◆ **Data entries**:
* BEGIN *

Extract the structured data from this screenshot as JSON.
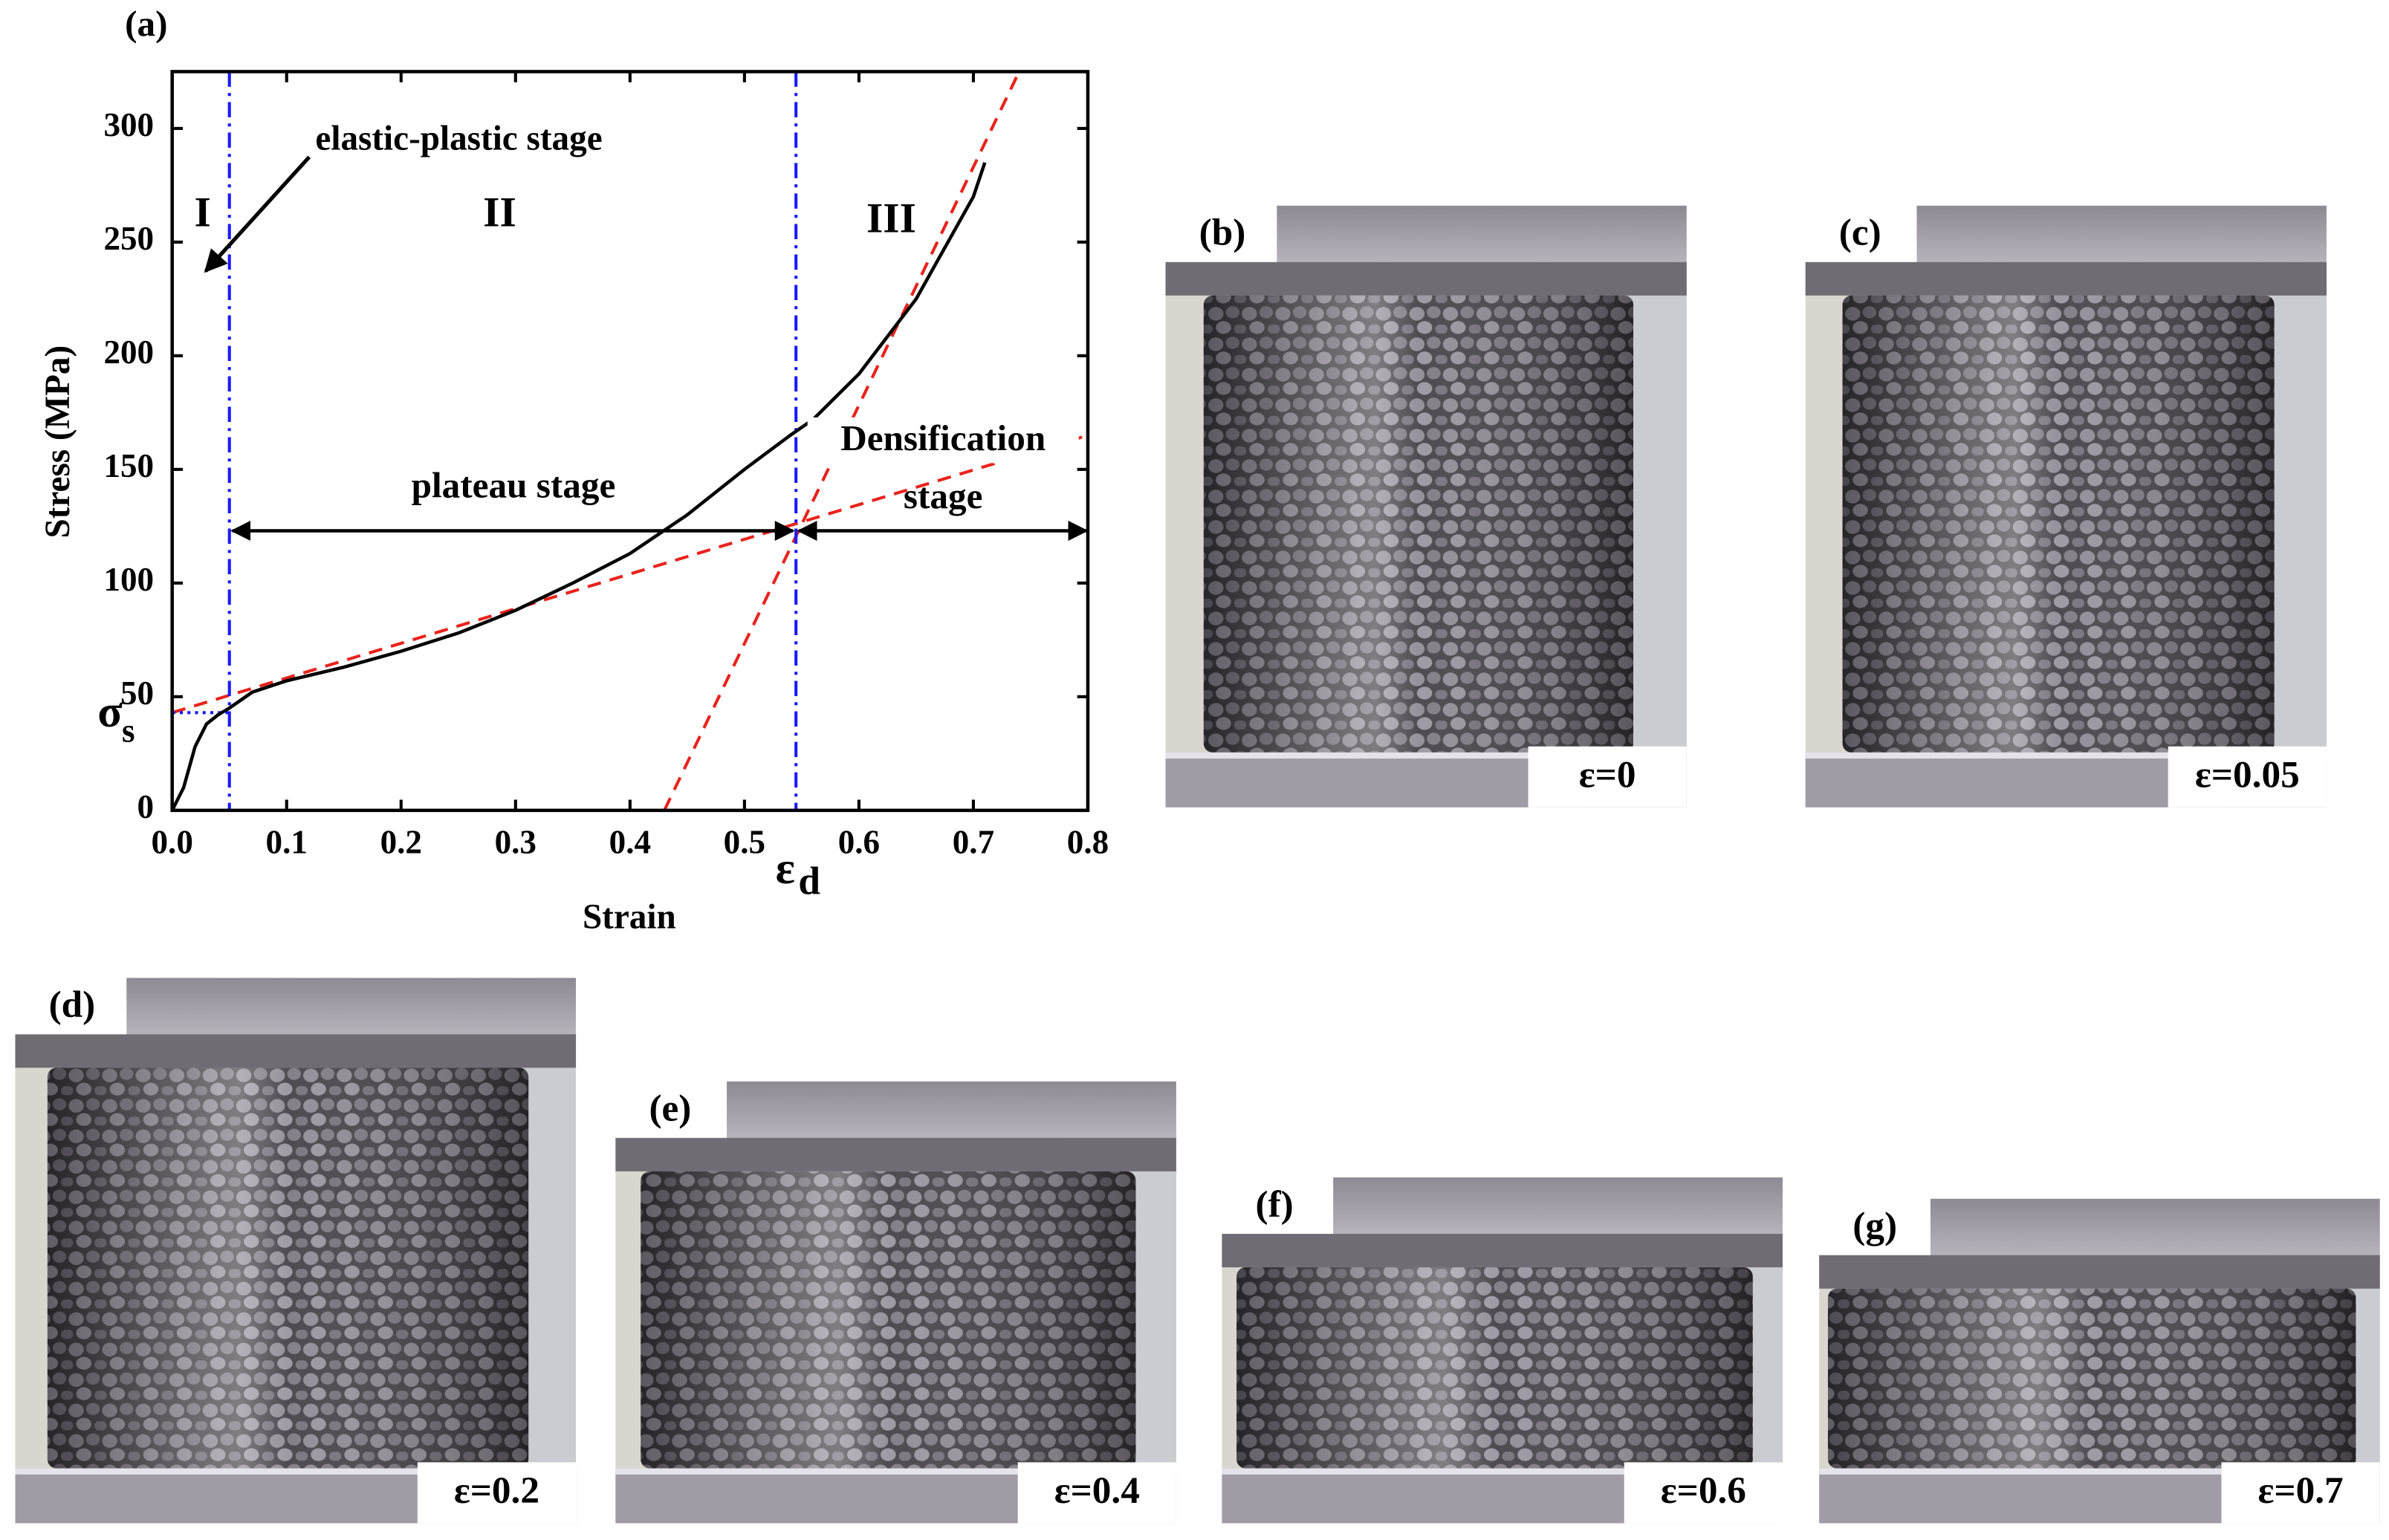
{
  "chart_data": {
    "type": "line",
    "title": "(a)",
    "x_label": "Strain",
    "y_label": "Stress (MPa)",
    "xlim": [
      0,
      0.8
    ],
    "ylim": [
      0,
      325
    ],
    "xticks": [
      {
        "value": 0,
        "label": "0.0"
      },
      0.1,
      0.2,
      0.3,
      0.4,
      0.5,
      0.6,
      0.7,
      0.8
    ],
    "yticks": [
      0,
      50,
      100,
      150,
      200,
      250,
      300
    ],
    "series": [
      {
        "color": "#000000",
        "x": [
          0,
          0.01,
          0.02,
          0.03,
          0.04,
          0.05,
          0.07,
          0.1,
          0.15,
          0.2,
          0.25,
          0.3,
          0.35,
          0.4,
          0.45,
          0.5,
          0.54,
          0.56,
          0.6,
          0.65,
          0.7,
          0.71
        ],
        "values": [
          0,
          10,
          28,
          38,
          42,
          45,
          52,
          57,
          63,
          70,
          78,
          88,
          100,
          113,
          130,
          150,
          165,
          172,
          192,
          225,
          270,
          285
        ]
      }
    ],
    "fit_lines": [
      {
        "color": "#e8231c",
        "x": [
          0,
          0.8
        ],
        "values": [
          43,
          165
        ]
      },
      {
        "color": "#e8231c",
        "x": [
          0.43,
          0.74
        ],
        "values": [
          0,
          325
        ]
      }
    ],
    "stage_bounds": [
      0.05,
      0.545
    ],
    "stage_bound_color": "#1a1aff",
    "sigma_s": 43,
    "stage_arrow_y": 123,
    "annotations": {
      "elastic_plastic": "elastic-plastic stage",
      "stage_1": "I",
      "stage_2": "II",
      "stage_3": "III",
      "plateau": "plateau stage",
      "densification": [
        "Densification",
        "stage"
      ],
      "sigma": {
        "symbol": "σ",
        "sub": "s"
      },
      "epsilon": {
        "symbol": "ε",
        "sub": "d"
      }
    }
  },
  "panels": [
    {
      "label": "(b)",
      "strain": "ε=0"
    },
    {
      "label": "(c)",
      "strain": "ε=0.05"
    },
    {
      "label": "(d)",
      "strain": "ε=0.2"
    },
    {
      "label": "(e)",
      "strain": "ε=0.4"
    },
    {
      "label": "(f)",
      "strain": "ε=0.6"
    },
    {
      "label": "(g)",
      "strain": "ε=0.7"
    }
  ]
}
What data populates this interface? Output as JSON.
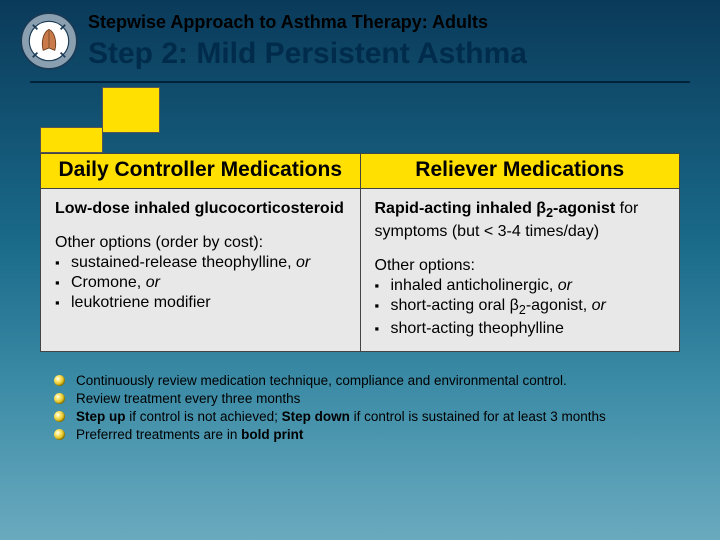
{
  "colors": {
    "bg_gradient": [
      "#0a3a5a",
      "#1a6a8a",
      "#3a8aa5",
      "#6aaabf"
    ],
    "accent_yellow": "#ffe000",
    "cell_bg": "#e8e8e8",
    "border": "#444444",
    "title_color": "#002b4a",
    "rule_color": "#00223a"
  },
  "typography": {
    "pretitle_size_pt": 14,
    "title_size_pt": 22,
    "header_size_pt": 16,
    "body_size_pt": 12,
    "footer_size_pt": 10
  },
  "header": {
    "pretitle": "Stepwise Approach to Asthma Therapy:  Adults",
    "title": "Step 2: Mild Persistent Asthma",
    "logo_alt": "Global Initiative for Asthma logo"
  },
  "table": {
    "steps_shown": 2,
    "columns": [
      "Daily Controller Medications",
      "Reliever Medications"
    ],
    "left": {
      "primary_html": "<span class=\"bold\">Low-dose inhaled glucocorticosteroid</span>",
      "options_label": "Other options (order by cost):",
      "options": [
        "sustained-release theophylline, <i>or</i>",
        "Cromone, <i>or</i>",
        "leukotriene modifier"
      ]
    },
    "right": {
      "primary_html": "<span class=\"bold\">Rapid-acting inhaled β<span class=\"sub2\">2</span>-agonist</span> for symptoms (but &lt; 3-4 times/day)",
      "options_label": "Other options:",
      "options": [
        "inhaled anticholinergic, <i>or</i>",
        "short-acting oral β<span class=\"sub2\">2</span>-agonist, <i>or</i>",
        "short-acting theophylline"
      ]
    }
  },
  "footer": {
    "items": [
      "Continuously review medication technique, compliance and environmental control.",
      "Review treatment every three months",
      "<b>Step up</b> if control is not achieved; <b>Step down</b> if control is sustained for at least 3 months",
      "Preferred treatments are  in <b>bold print</b>"
    ]
  }
}
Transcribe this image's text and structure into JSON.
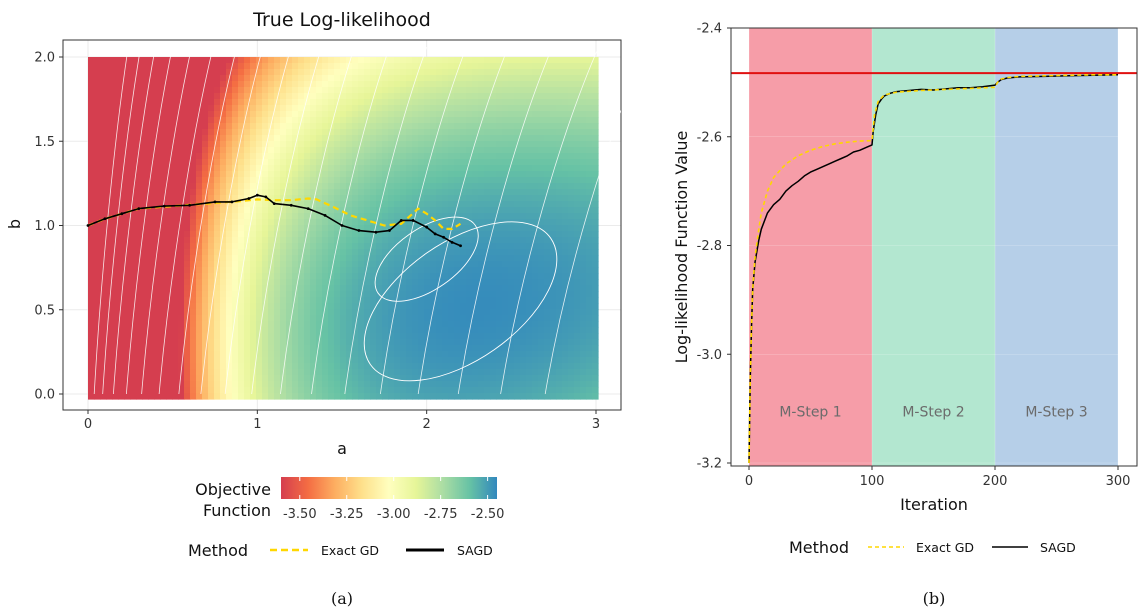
{
  "chart_data": [
    {
      "type": "contour",
      "title": "True Log-likelihood",
      "xlabel": "a",
      "ylabel": "b",
      "xlim": [
        0,
        3
      ],
      "ylim": [
        0,
        2
      ],
      "xticks": [
        0,
        1,
        2,
        3
      ],
      "xtick_labels": [
        "0",
        "1",
        "2",
        "3"
      ],
      "yticks": [
        0.0,
        0.5,
        1.0,
        1.5,
        2.0
      ],
      "ytick_labels": [
        "0.0",
        "0.5",
        "1.0",
        "1.5",
        "2.0"
      ],
      "colorbar": {
        "title_lines": [
          "Objective",
          "Function"
        ],
        "range": [
          -3.6,
          -2.45
        ],
        "ticks": [
          -3.5,
          -3.25,
          -3.0,
          -2.75,
          -2.5
        ],
        "tick_labels": [
          "-3.50",
          "-3.25",
          "-3.00",
          "-2.75",
          "-2.50"
        ],
        "colors": [
          "#d53e4f",
          "#f46d43",
          "#fdae61",
          "#fee08b",
          "#ffffbf",
          "#e6f598",
          "#abdda4",
          "#66c2a5",
          "#3288bd"
        ]
      },
      "legend": {
        "title": "Method",
        "entries": [
          {
            "label": "Exact GD",
            "color": "#ffd700",
            "style": "dashed"
          },
          {
            "label": "SAGD",
            "color": "#000000",
            "style": "solid"
          }
        ]
      },
      "series": [
        {
          "name": "Exact GD",
          "color": "#ffd700",
          "points": [
            [
              0,
              1.0
            ],
            [
              0.1,
              1.04
            ],
            [
              0.2,
              1.07
            ],
            [
              0.3,
              1.1
            ],
            [
              0.5,
              1.115
            ],
            [
              0.7,
              1.13
            ],
            [
              0.9,
              1.145
            ],
            [
              1.0,
              1.155
            ],
            [
              1.1,
              1.15
            ],
            [
              1.2,
              1.15
            ],
            [
              1.3,
              1.16
            ],
            [
              1.35,
              1.155
            ],
            [
              1.45,
              1.11
            ],
            [
              1.55,
              1.06
            ],
            [
              1.65,
              1.03
            ],
            [
              1.75,
              1.0
            ],
            [
              1.85,
              1.01
            ],
            [
              1.95,
              1.1
            ],
            [
              2.0,
              1.07
            ],
            [
              2.05,
              1.03
            ],
            [
              2.1,
              0.98
            ],
            [
              2.15,
              0.98
            ],
            [
              2.2,
              1.01
            ]
          ]
        },
        {
          "name": "SAGD",
          "color": "#000000",
          "points": [
            [
              0,
              1.0
            ],
            [
              0.1,
              1.04
            ],
            [
              0.2,
              1.07
            ],
            [
              0.3,
              1.1
            ],
            [
              0.45,
              1.115
            ],
            [
              0.6,
              1.12
            ],
            [
              0.75,
              1.14
            ],
            [
              0.85,
              1.14
            ],
            [
              0.95,
              1.16
            ],
            [
              1.0,
              1.18
            ],
            [
              1.05,
              1.17
            ],
            [
              1.1,
              1.13
            ],
            [
              1.2,
              1.12
            ],
            [
              1.3,
              1.1
            ],
            [
              1.4,
              1.06
            ],
            [
              1.5,
              1.0
            ],
            [
              1.6,
              0.97
            ],
            [
              1.7,
              0.96
            ],
            [
              1.78,
              0.97
            ],
            [
              1.85,
              1.03
            ],
            [
              1.92,
              1.03
            ],
            [
              2.0,
              0.99
            ],
            [
              2.05,
              0.95
            ],
            [
              2.1,
              0.93
            ],
            [
              2.15,
              0.9
            ],
            [
              2.2,
              0.88
            ]
          ]
        }
      ],
      "caption": "(a)"
    },
    {
      "type": "line",
      "title": "",
      "xlabel": "Iteration",
      "ylabel": "Log-likelihood Function Value",
      "xlim": [
        -5,
        305
      ],
      "ylim": [
        -3.21,
        -2.4
      ],
      "xticks": [
        0,
        100,
        200,
        300
      ],
      "xtick_labels": [
        "0",
        "100",
        "200",
        "300"
      ],
      "yticks": [
        -3.2,
        -3.0,
        -2.8,
        -2.6,
        -2.4
      ],
      "ytick_labels": [
        "-3.2",
        "-3.0",
        "-2.8",
        "-2.6",
        "-2.4"
      ],
      "reference_line": {
        "y": -2.483,
        "color": "#e01010"
      },
      "regions": [
        {
          "label": "M-Step 1",
          "x_start": 0,
          "x_end": 100,
          "color": "#f4828f",
          "label_y": -3.105
        },
        {
          "label": "M-Step 2",
          "x_start": 100,
          "x_end": 200,
          "color": "#9ee0c3",
          "label_y": -3.105
        },
        {
          "label": "M-Step 3",
          "x_start": 200,
          "x_end": 300,
          "color": "#a2c2e2",
          "label_y": -3.105
        }
      ],
      "legend": {
        "title": "Method",
        "entries": [
          {
            "label": "Exact GD",
            "color": "#ffd700",
            "style": "dashed"
          },
          {
            "label": "SAGD",
            "color": "#000000",
            "style": "solid"
          }
        ]
      },
      "series": [
        {
          "name": "Exact GD",
          "color": "#ffd700",
          "x": [
            0,
            1,
            2,
            3,
            5,
            8,
            10,
            15,
            20,
            30,
            40,
            50,
            60,
            70,
            80,
            90,
            100,
            102,
            105,
            110,
            120,
            140,
            160,
            180,
            200,
            202,
            205,
            210,
            220,
            240,
            260,
            280,
            300
          ],
          "y": [
            -3.2,
            -3.05,
            -2.95,
            -2.88,
            -2.82,
            -2.77,
            -2.74,
            -2.7,
            -2.675,
            -2.65,
            -2.635,
            -2.625,
            -2.618,
            -2.613,
            -2.61,
            -2.608,
            -2.607,
            -2.56,
            -2.535,
            -2.523,
            -2.518,
            -2.515,
            -2.513,
            -2.511,
            -2.509,
            -2.5,
            -2.494,
            -2.491,
            -2.489,
            -2.488,
            -2.487,
            -2.486,
            -2.486
          ]
        },
        {
          "name": "SAGD",
          "color": "#000000",
          "x": [
            0,
            1,
            2,
            3,
            5,
            8,
            10,
            15,
            20,
            25,
            30,
            35,
            40,
            45,
            50,
            55,
            60,
            65,
            70,
            75,
            80,
            85,
            90,
            95,
            100,
            101,
            103,
            105,
            108,
            110,
            115,
            120,
            130,
            140,
            150,
            160,
            170,
            180,
            190,
            200,
            202,
            205,
            210,
            220,
            240,
            260,
            280,
            300
          ],
          "y": [
            -3.2,
            -3.05,
            -2.95,
            -2.88,
            -2.83,
            -2.79,
            -2.77,
            -2.74,
            -2.725,
            -2.715,
            -2.7,
            -2.69,
            -2.682,
            -2.672,
            -2.665,
            -2.66,
            -2.655,
            -2.65,
            -2.645,
            -2.64,
            -2.635,
            -2.628,
            -2.625,
            -2.62,
            -2.615,
            -2.59,
            -2.56,
            -2.54,
            -2.53,
            -2.525,
            -2.52,
            -2.517,
            -2.515,
            -2.513,
            -2.514,
            -2.512,
            -2.51,
            -2.51,
            -2.508,
            -2.505,
            -2.5,
            -2.495,
            -2.492,
            -2.49,
            -2.489,
            -2.488,
            -2.487,
            -2.486
          ]
        }
      ],
      "caption": "(b)"
    }
  ]
}
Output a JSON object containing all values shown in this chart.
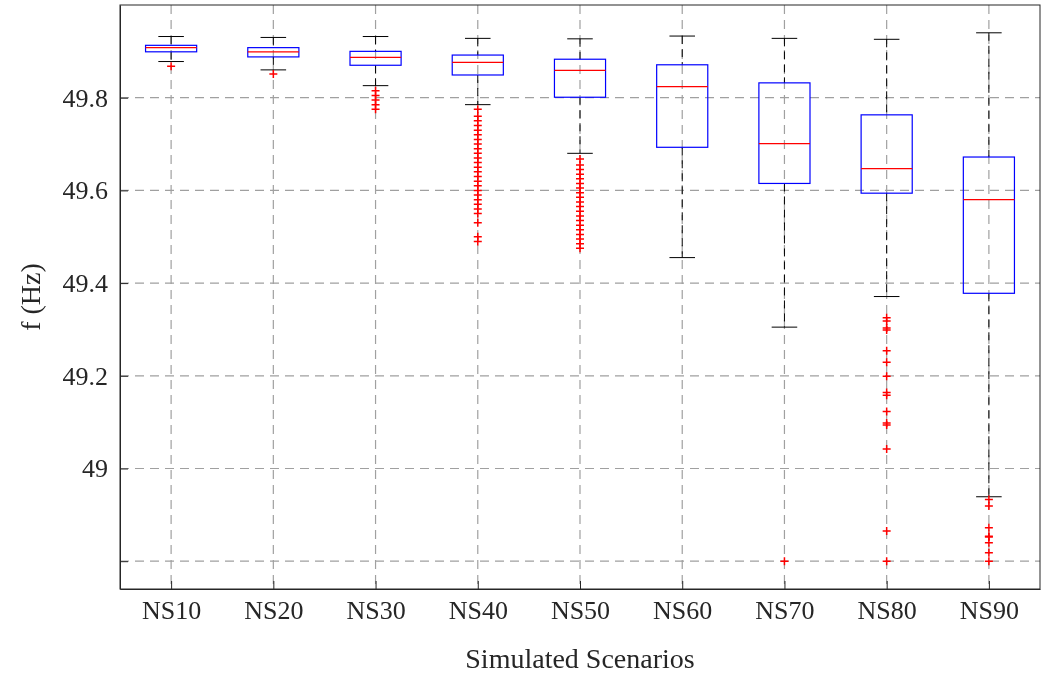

* END *

◆ **Work required**: Pull out every line containing "months".

◆ **Problem solution**:
      "Review treatment every three months",
      "<b>Step up</b> if control is not achieved; <b>Step down</b> if control is sustained for at least 3 months",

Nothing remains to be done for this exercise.